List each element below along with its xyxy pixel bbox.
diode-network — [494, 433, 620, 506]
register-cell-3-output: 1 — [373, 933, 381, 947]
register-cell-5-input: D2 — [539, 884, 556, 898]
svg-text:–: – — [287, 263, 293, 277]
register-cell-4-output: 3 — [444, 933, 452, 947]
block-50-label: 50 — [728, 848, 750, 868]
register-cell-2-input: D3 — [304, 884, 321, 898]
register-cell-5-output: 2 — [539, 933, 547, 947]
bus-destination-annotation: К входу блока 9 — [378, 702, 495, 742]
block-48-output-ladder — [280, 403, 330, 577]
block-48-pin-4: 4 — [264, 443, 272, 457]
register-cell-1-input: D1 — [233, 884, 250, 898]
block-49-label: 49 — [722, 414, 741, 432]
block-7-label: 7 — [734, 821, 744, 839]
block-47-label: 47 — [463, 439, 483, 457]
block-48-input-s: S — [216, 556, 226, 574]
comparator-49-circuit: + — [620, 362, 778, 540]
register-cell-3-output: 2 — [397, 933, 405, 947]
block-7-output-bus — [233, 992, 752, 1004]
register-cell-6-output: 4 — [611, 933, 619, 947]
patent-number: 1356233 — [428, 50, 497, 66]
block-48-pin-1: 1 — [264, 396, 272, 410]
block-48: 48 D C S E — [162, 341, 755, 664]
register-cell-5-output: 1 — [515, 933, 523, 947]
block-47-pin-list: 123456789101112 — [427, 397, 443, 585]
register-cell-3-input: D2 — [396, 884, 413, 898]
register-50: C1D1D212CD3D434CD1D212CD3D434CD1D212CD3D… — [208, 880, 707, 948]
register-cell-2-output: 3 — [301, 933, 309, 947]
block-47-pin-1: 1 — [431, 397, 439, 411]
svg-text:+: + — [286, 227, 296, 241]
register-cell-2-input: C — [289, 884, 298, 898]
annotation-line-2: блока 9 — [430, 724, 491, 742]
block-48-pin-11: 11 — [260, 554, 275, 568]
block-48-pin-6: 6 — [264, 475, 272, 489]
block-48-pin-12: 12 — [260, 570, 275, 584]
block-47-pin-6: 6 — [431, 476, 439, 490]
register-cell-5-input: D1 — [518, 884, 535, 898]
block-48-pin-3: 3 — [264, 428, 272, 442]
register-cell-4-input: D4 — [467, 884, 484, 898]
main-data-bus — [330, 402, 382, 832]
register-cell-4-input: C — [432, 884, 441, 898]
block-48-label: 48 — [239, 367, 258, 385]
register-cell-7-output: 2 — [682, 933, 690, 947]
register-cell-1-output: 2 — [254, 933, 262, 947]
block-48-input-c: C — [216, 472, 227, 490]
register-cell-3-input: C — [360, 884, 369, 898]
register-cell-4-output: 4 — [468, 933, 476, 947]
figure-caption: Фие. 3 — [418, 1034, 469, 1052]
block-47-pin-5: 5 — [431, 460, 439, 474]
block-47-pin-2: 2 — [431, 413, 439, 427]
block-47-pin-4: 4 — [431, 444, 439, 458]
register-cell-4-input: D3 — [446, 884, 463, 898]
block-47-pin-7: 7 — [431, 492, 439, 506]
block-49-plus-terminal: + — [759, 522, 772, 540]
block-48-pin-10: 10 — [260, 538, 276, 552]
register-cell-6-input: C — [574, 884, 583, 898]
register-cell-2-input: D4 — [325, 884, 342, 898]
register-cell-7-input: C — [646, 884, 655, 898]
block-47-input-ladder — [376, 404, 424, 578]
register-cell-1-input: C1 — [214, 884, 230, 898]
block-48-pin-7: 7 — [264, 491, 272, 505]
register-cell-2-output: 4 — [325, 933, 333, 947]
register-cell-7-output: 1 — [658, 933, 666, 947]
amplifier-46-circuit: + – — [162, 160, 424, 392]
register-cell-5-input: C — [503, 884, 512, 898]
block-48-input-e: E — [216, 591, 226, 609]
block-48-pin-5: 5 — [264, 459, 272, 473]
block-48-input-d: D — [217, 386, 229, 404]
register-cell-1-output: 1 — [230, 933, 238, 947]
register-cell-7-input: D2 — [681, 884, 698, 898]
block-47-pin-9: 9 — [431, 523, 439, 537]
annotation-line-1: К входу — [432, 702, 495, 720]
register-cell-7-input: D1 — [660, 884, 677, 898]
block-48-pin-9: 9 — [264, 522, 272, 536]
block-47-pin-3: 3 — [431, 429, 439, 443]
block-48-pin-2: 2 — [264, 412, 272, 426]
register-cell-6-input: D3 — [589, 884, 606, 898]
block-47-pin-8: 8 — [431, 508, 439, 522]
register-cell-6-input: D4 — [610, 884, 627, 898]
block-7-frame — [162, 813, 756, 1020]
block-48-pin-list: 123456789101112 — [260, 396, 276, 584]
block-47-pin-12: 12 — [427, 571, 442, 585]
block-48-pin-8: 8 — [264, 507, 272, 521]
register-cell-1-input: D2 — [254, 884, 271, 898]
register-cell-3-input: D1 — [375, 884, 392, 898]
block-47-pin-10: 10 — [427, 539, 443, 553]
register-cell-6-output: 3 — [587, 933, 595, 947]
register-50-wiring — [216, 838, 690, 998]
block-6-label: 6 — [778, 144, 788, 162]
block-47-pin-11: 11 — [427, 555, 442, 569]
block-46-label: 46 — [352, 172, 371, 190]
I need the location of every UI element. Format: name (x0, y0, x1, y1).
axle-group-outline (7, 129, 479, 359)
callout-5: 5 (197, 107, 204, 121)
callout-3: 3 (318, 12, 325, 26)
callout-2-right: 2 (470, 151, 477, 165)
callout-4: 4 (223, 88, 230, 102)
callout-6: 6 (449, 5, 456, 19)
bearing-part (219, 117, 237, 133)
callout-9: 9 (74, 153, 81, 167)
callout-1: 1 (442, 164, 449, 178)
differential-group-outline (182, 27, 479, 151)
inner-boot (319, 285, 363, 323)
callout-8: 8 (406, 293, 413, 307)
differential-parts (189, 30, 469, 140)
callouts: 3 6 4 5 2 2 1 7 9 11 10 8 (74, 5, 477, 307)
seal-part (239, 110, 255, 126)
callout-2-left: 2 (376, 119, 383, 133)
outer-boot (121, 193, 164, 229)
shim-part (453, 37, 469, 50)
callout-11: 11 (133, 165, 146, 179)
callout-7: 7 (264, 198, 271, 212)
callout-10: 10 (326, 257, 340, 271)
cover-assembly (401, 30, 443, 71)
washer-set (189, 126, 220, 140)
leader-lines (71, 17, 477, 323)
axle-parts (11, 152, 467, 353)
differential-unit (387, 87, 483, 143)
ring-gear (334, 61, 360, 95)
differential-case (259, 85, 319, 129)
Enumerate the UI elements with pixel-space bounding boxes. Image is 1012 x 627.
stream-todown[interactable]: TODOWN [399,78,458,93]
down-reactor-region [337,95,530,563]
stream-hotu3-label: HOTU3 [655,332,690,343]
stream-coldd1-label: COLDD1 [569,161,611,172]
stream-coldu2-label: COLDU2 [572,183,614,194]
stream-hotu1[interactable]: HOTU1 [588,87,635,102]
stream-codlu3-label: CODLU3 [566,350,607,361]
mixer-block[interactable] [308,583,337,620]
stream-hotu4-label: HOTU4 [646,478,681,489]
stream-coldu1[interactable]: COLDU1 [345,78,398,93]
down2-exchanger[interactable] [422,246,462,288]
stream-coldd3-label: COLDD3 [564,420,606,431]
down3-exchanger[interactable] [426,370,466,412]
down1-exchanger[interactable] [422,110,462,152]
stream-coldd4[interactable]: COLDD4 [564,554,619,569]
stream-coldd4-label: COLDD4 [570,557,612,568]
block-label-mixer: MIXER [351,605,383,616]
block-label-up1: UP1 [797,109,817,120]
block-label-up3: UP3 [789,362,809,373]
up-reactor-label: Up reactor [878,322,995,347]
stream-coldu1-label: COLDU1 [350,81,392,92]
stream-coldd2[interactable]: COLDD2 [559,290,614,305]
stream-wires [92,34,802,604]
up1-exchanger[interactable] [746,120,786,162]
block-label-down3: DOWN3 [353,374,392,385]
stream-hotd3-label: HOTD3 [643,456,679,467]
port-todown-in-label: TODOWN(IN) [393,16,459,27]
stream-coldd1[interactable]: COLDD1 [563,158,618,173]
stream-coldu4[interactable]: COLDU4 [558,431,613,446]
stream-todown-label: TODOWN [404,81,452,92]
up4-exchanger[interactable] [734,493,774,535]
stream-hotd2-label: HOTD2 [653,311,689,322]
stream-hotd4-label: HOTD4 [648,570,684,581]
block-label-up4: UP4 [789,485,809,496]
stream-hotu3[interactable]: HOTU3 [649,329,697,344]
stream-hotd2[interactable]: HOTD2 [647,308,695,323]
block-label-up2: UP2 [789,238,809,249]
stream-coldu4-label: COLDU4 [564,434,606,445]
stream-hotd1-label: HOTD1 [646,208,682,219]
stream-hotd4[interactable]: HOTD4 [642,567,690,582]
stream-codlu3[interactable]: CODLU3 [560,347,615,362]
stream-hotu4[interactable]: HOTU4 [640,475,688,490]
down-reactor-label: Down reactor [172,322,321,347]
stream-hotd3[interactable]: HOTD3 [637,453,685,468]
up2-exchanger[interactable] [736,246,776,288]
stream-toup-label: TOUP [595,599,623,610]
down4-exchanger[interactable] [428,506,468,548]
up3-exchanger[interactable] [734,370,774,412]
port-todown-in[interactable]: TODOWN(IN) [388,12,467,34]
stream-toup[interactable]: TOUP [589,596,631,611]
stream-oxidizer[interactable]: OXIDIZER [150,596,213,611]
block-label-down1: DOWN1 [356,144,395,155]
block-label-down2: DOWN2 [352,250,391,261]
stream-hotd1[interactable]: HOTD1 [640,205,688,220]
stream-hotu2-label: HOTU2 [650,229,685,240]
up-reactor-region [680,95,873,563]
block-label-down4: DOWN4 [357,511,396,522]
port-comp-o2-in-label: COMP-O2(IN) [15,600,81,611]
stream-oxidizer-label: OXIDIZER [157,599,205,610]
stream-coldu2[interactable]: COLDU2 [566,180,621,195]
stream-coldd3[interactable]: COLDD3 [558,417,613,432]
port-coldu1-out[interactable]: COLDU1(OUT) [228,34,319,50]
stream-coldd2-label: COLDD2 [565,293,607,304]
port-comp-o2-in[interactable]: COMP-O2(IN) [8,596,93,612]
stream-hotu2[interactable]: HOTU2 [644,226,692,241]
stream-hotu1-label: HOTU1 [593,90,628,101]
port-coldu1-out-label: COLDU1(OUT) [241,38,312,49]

_PROBLEM DESCRIPTION_:
Format the lines above as a Markdown table with the columns Row and Text, where Row gives the row number and Text gives the line, and leave out any blank lines. Include only the lines from the start of the records through the line containing "register-cell-5-output: 2 —", with both ends included.

_RESPONSE TO THE TASK_:
| Row | Text |
|---|---|
| 1 | List each element below along with its xyxy pixel bbox. |
| 2 | diode-network — [494, 433, 620, 506] |
| 3 | register-cell-3-output: 1 — [373, 933, 381, 947] |
| 4 | register-cell-5-input: D2 — [539, 884, 556, 898] |
| 5 | svg-text:–: – — [287, 263, 293, 277] |
| 6 | register-cell-4-output: 3 — [444, 933, 452, 947] |
| 7 | block-50-label: 50 — [728, 848, 750, 868] |
| 8 | register-cell-2-input: D3 — [304, 884, 321, 898] |
| 9 | register-cell-5-output: 2 — [539, 933, 547, 947] |